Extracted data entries
● ● ● ● ● ● ●
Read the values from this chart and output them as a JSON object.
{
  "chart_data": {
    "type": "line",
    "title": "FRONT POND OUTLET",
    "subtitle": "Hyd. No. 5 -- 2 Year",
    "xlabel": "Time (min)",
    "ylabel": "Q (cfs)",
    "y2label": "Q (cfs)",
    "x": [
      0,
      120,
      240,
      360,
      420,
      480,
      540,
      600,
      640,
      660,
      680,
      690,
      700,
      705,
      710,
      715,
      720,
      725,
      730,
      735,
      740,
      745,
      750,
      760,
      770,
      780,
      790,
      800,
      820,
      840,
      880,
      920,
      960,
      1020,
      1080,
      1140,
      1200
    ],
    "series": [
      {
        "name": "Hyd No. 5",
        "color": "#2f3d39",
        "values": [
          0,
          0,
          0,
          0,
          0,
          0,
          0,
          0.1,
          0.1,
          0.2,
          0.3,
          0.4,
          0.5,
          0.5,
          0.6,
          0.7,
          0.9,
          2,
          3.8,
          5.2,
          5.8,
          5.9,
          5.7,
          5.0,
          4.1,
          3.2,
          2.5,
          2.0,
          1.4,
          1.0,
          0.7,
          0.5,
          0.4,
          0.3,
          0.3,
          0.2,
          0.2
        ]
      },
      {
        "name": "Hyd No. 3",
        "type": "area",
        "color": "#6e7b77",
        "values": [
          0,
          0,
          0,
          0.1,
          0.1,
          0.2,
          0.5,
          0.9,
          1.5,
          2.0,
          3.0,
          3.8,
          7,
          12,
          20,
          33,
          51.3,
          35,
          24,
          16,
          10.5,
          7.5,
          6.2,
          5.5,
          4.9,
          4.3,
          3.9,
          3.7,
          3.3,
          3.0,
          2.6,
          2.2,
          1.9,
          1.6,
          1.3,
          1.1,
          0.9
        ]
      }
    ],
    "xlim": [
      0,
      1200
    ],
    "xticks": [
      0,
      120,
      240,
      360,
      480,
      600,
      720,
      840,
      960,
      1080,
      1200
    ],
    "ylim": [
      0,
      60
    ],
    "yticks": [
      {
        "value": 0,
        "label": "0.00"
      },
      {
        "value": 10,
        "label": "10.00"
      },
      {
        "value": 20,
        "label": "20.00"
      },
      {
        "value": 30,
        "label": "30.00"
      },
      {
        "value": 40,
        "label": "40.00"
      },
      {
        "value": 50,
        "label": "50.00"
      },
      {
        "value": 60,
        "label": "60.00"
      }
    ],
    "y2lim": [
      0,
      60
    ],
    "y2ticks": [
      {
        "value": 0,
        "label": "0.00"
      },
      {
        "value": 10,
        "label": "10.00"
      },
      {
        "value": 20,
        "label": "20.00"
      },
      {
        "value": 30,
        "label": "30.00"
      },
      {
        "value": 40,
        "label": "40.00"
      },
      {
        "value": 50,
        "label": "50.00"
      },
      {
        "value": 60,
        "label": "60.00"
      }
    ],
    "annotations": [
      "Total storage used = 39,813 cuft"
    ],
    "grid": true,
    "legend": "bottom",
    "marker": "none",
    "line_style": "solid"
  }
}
● ● ● ● ● ● ●
- _WHAT IS REQUIRED_
Output the listing above without altering a single character.

- _OUTPUT BELOW_
Read the values from this chart and output them as a JSON object.
{
  "chart_data": {
    "type": "line",
    "title": "FRONT POND OUTLET",
    "subtitle": "Hyd. No. 5 -- 2 Year",
    "xlabel": "Time (min)",
    "ylabel": "Q (cfs)",
    "y2label": "Q (cfs)",
    "x": [
      0,
      120,
      240,
      360,
      420,
      480,
      540,
      600,
      640,
      660,
      680,
      690,
      700,
      705,
      710,
      715,
      720,
      725,
      730,
      735,
      740,
      745,
      750,
      760,
      770,
      780,
      790,
      800,
      820,
      840,
      880,
      920,
      960,
      1020,
      1080,
      1140,
      1200
    ],
    "series": [
      {
        "name": "Hyd No. 5",
        "color": "#2f3d39",
        "values": [
          0,
          0,
          0,
          0,
          0,
          0,
          0,
          0.1,
          0.1,
          0.2,
          0.3,
          0.4,
          0.5,
          0.5,
          0.6,
          0.7,
          0.9,
          2,
          3.8,
          5.2,
          5.8,
          5.9,
          5.7,
          5.0,
          4.1,
          3.2,
          2.5,
          2.0,
          1.4,
          1.0,
          0.7,
          0.5,
          0.4,
          0.3,
          0.3,
          0.2,
          0.2
        ]
      },
      {
        "name": "Hyd No. 3",
        "type": "area",
        "color": "#6e7b77",
        "values": [
          0,
          0,
          0,
          0.1,
          0.1,
          0.2,
          0.5,
          0.9,
          1.5,
          2.0,
          3.0,
          3.8,
          7,
          12,
          20,
          33,
          51.3,
          35,
          24,
          16,
          10.5,
          7.5,
          6.2,
          5.5,
          4.9,
          4.3,
          3.9,
          3.7,
          3.3,
          3.0,
          2.6,
          2.2,
          1.9,
          1.6,
          1.3,
          1.1,
          0.9
        ]
      }
    ],
    "xlim": [
      0,
      1200
    ],
    "xticks": [
      0,
      120,
      240,
      360,
      480,
      600,
      720,
      840,
      960,
      1080,
      1200
    ],
    "ylim": [
      0,
      60
    ],
    "yticks": [
      {
        "value": 0,
        "label": "0.00"
      },
      {
        "value": 10,
        "label": "10.00"
      },
      {
        "value": 20,
        "label": "20.00"
      },
      {
        "value": 30,
        "label": "30.00"
      },
      {
        "value": 40,
        "label": "40.00"
      },
      {
        "value": 50,
        "label": "50.00"
      },
      {
        "value": 60,
        "label": "60.00"
      }
    ],
    "y2lim": [
      0,
      60
    ],
    "y2ticks": [
      {
        "value": 0,
        "label": "0.00"
      },
      {
        "value": 10,
        "label": "10.00"
      },
      {
        "value": 20,
        "label": "20.00"
      },
      {
        "value": 30,
        "label": "30.00"
      },
      {
        "value": 40,
        "label": "40.00"
      },
      {
        "value": 50,
        "label": "50.00"
      },
      {
        "value": 60,
        "label": "60.00"
      }
    ],
    "annotations": [
      "Total storage used = 39,813 cuft"
    ],
    "grid": true,
    "legend": "bottom",
    "marker": "none",
    "line_style": "solid"
  }
}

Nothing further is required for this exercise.